Begin Record excerpts
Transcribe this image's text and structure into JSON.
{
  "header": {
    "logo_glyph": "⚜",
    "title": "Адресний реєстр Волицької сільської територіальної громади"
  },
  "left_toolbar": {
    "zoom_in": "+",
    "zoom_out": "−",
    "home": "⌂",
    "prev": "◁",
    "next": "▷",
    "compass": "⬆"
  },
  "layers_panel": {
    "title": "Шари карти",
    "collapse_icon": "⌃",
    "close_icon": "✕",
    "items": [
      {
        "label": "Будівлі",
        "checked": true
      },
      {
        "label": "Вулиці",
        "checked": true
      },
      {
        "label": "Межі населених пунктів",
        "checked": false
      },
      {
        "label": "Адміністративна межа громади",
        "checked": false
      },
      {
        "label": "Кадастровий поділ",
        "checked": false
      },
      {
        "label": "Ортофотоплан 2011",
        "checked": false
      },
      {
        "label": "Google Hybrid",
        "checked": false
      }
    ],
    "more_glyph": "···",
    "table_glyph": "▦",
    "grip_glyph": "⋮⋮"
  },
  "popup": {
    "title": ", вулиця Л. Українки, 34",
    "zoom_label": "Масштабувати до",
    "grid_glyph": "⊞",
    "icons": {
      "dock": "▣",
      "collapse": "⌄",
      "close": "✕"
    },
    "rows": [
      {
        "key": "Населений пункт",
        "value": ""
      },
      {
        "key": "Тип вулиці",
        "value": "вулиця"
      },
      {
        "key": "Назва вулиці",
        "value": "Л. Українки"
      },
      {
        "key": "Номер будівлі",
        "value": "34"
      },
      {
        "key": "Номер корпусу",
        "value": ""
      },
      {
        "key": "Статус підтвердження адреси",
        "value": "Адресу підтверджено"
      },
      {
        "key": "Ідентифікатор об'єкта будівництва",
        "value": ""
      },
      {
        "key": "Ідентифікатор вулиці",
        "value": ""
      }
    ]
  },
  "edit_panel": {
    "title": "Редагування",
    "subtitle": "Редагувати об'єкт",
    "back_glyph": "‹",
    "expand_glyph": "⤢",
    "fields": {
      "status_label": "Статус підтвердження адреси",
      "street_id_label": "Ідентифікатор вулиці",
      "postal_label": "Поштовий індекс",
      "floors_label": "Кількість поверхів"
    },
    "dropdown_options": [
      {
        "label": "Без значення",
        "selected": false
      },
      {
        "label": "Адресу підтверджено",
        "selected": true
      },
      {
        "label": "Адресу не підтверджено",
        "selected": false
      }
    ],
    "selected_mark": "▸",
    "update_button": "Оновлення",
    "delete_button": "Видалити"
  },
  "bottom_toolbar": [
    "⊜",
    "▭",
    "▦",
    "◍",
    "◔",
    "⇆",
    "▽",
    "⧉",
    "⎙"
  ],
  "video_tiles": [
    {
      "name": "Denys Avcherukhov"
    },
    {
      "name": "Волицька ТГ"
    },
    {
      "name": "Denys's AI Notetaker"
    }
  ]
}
End Record excerpts
## Work to do
Quote all the records. Keep every word exact.

## Solved exercise
Transcribe this image's text and structure into JSON.
{
  "header": {
    "logo_glyph": "⚜",
    "title": "Адресний реєстр Волицької сільської територіальної громади"
  },
  "left_toolbar": {
    "zoom_in": "+",
    "zoom_out": "−",
    "home": "⌂",
    "prev": "◁",
    "next": "▷",
    "compass": "⬆"
  },
  "layers_panel": {
    "title": "Шари карти",
    "collapse_icon": "⌃",
    "close_icon": "✕",
    "items": [
      {
        "label": "Будівлі",
        "checked": true
      },
      {
        "label": "Вулиці",
        "checked": true
      },
      {
        "label": "Межі населених пунктів",
        "checked": false
      },
      {
        "label": "Адміністративна межа громади",
        "checked": false
      },
      {
        "label": "Кадастровий поділ",
        "checked": false
      },
      {
        "label": "Ортофотоплан 2011",
        "checked": false
      },
      {
        "label": "Google Hybrid",
        "checked": false
      }
    ],
    "more_glyph": "···",
    "table_glyph": "▦",
    "grip_glyph": "⋮⋮"
  },
  "popup": {
    "title": ", вулиця Л. Українки, 34",
    "zoom_label": "Масштабувати до",
    "grid_glyph": "⊞",
    "icons": {
      "dock": "▣",
      "collapse": "⌄",
      "close": "✕"
    },
    "rows": [
      {
        "key": "Населений пункт",
        "value": ""
      },
      {
        "key": "Тип вулиці",
        "value": "вулиця"
      },
      {
        "key": "Назва вулиці",
        "value": "Л. Українки"
      },
      {
        "key": "Номер будівлі",
        "value": "34"
      },
      {
        "key": "Номер корпусу",
        "value": ""
      },
      {
        "key": "Статус підтвердження адреси",
        "value": "Адресу підтверджено"
      },
      {
        "key": "Ідентифікатор об'єкта будівництва",
        "value": ""
      },
      {
        "key": "Ідентифікатор вулиці",
        "value": ""
      }
    ]
  },
  "edit_panel": {
    "title": "Редагування",
    "subtitle": "Редагувати об'єкт",
    "back_glyph": "‹",
    "expand_glyph": "⤢",
    "fields": {
      "status_label": "Статус підтвердження адреси",
      "street_id_label": "Ідентифікатор вулиці",
      "postal_label": "Поштовий індекс",
      "floors_label": "Кількість поверхів"
    },
    "dropdown_options": [
      {
        "label": "Без значення",
        "selected": false
      },
      {
        "label": "Адресу підтверджено",
        "selected": true
      },
      {
        "label": "Адресу не підтверджено",
        "selected": false
      }
    ],
    "selected_mark": "▸",
    "update_button": "Оновлення",
    "delete_button": "Видалити"
  },
  "bottom_toolbar": [
    "⊜",
    "▭",
    "▦",
    "◍",
    "◔",
    "⇆",
    "▽",
    "⧉",
    "⎙"
  ],
  "video_tiles": [
    {
      "name": "Denys Avcherukhov"
    },
    {
      "name": "Волицька ТГ"
    },
    {
      "name": "Denys's AI Notetaker"
    }
  ]
}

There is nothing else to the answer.